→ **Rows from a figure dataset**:

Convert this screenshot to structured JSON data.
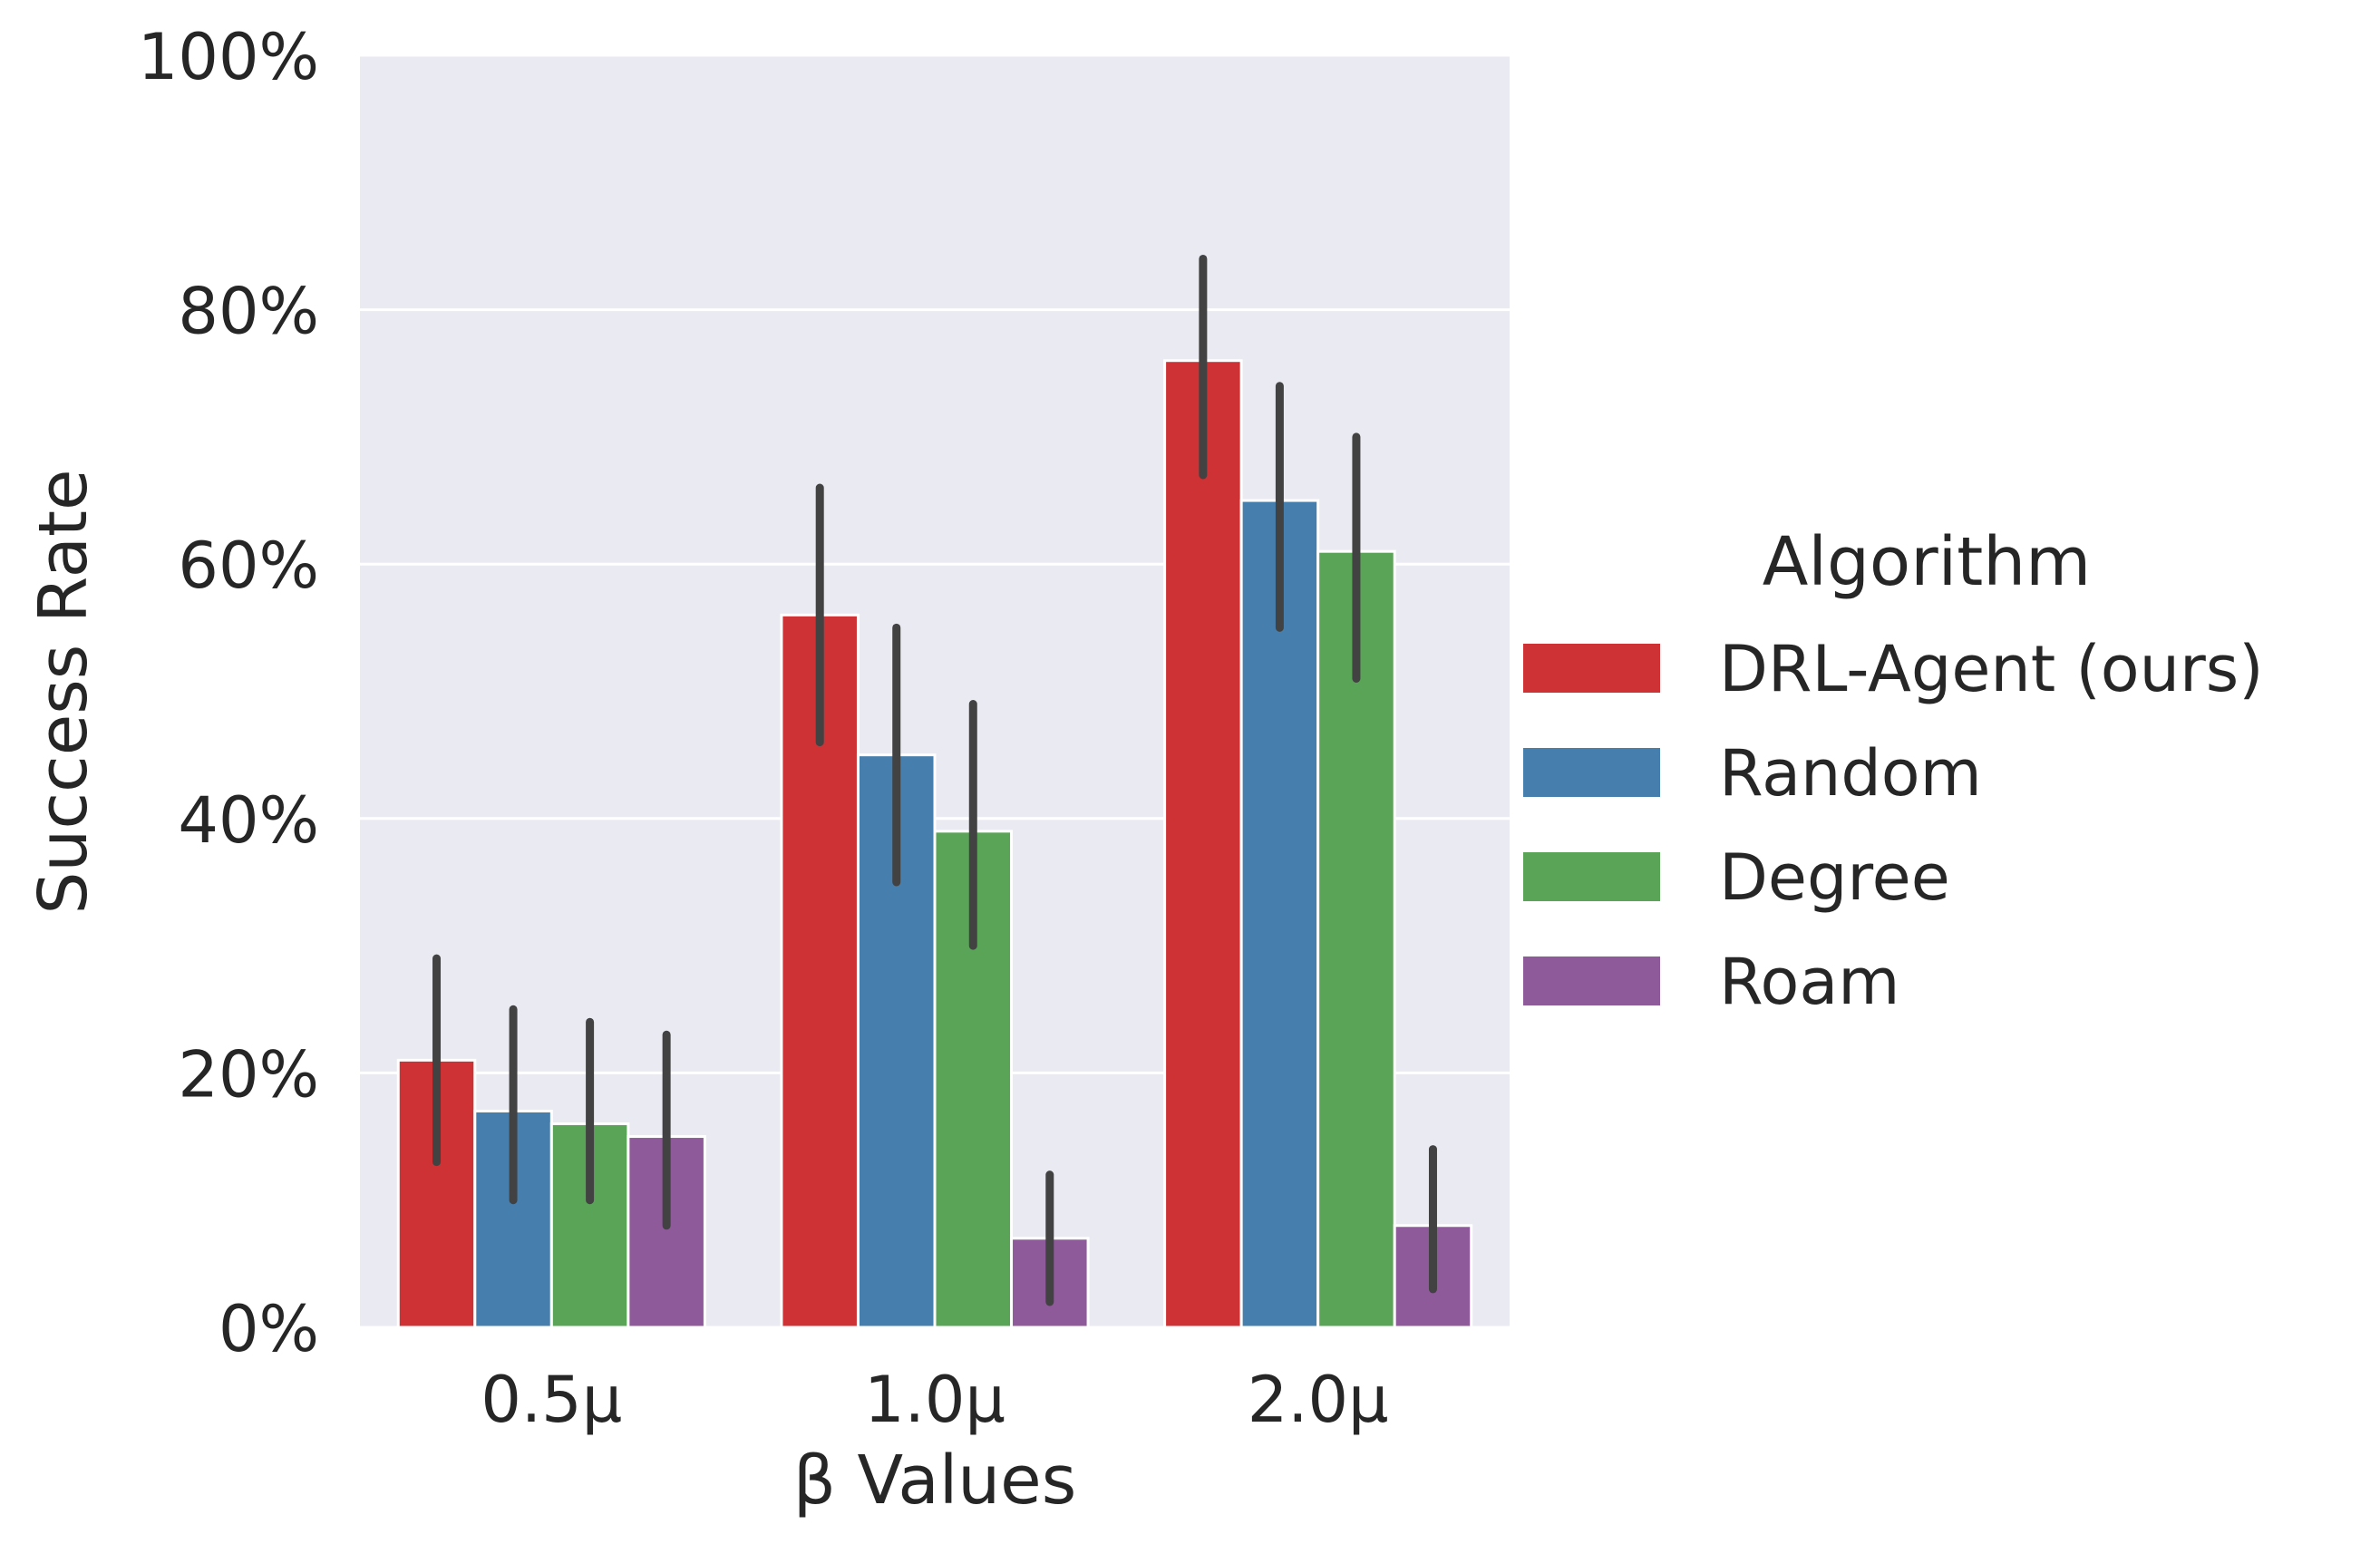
{
  "chart_data": {
    "type": "bar",
    "xlabel": "β Values",
    "ylabel": "Success Rate",
    "categories": [
      "0.5μ",
      "1.0μ",
      "2.0μ"
    ],
    "ylim": [
      0,
      1
    ],
    "yticks": [
      0,
      0.2,
      0.4,
      0.6,
      0.8,
      1.0
    ],
    "ytick_labels": [
      "0%",
      "20%",
      "40%",
      "60%",
      "80%",
      "100%"
    ],
    "grid": true,
    "legend_title": "Algorithm",
    "legend_position": "right",
    "series": [
      {
        "name": "DRL-Agent (ours)",
        "color": "#CE3234",
        "values": [
          0.21,
          0.56,
          0.76
        ],
        "ci_low": [
          0.13,
          0.46,
          0.67
        ],
        "ci_high": [
          0.29,
          0.66,
          0.84
        ]
      },
      {
        "name": "Random",
        "color": "#467EAE",
        "values": [
          0.17,
          0.45,
          0.65
        ],
        "ci_low": [
          0.1,
          0.35,
          0.55
        ],
        "ci_high": [
          0.25,
          0.55,
          0.74
        ]
      },
      {
        "name": "Degree",
        "color": "#5AA457",
        "values": [
          0.16,
          0.39,
          0.61
        ],
        "ci_low": [
          0.1,
          0.3,
          0.51
        ],
        "ci_high": [
          0.24,
          0.49,
          0.7
        ]
      },
      {
        "name": "Roam",
        "color": "#8F5A9A",
        "values": [
          0.15,
          0.07,
          0.08
        ],
        "ci_low": [
          0.08,
          0.02,
          0.03
        ],
        "ci_high": [
          0.23,
          0.12,
          0.14
        ]
      }
    ],
    "colors": {
      "plot_background": "#EAEAF2",
      "grid": "#FFFFFF",
      "error_bar": "#424242",
      "text": "#262626"
    }
  }
}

→ **Written instruction**: Output, exactly, all the records above; include no pictures.

→ **Exercise response**:
Convert this screenshot to structured JSON data.
{
  "chart_data": {
    "type": "bar",
    "xlabel": "β Values",
    "ylabel": "Success Rate",
    "categories": [
      "0.5μ",
      "1.0μ",
      "2.0μ"
    ],
    "ylim": [
      0,
      1
    ],
    "yticks": [
      0,
      0.2,
      0.4,
      0.6,
      0.8,
      1.0
    ],
    "ytick_labels": [
      "0%",
      "20%",
      "40%",
      "60%",
      "80%",
      "100%"
    ],
    "grid": true,
    "legend_title": "Algorithm",
    "legend_position": "right",
    "series": [
      {
        "name": "DRL-Agent (ours)",
        "color": "#CE3234",
        "values": [
          0.21,
          0.56,
          0.76
        ],
        "ci_low": [
          0.13,
          0.46,
          0.67
        ],
        "ci_high": [
          0.29,
          0.66,
          0.84
        ]
      },
      {
        "name": "Random",
        "color": "#467EAE",
        "values": [
          0.17,
          0.45,
          0.65
        ],
        "ci_low": [
          0.1,
          0.35,
          0.55
        ],
        "ci_high": [
          0.25,
          0.55,
          0.74
        ]
      },
      {
        "name": "Degree",
        "color": "#5AA457",
        "values": [
          0.16,
          0.39,
          0.61
        ],
        "ci_low": [
          0.1,
          0.3,
          0.51
        ],
        "ci_high": [
          0.24,
          0.49,
          0.7
        ]
      },
      {
        "name": "Roam",
        "color": "#8F5A9A",
        "values": [
          0.15,
          0.07,
          0.08
        ],
        "ci_low": [
          0.08,
          0.02,
          0.03
        ],
        "ci_high": [
          0.23,
          0.12,
          0.14
        ]
      }
    ],
    "colors": {
      "plot_background": "#EAEAF2",
      "grid": "#FFFFFF",
      "error_bar": "#424242",
      "text": "#262626"
    }
  }
}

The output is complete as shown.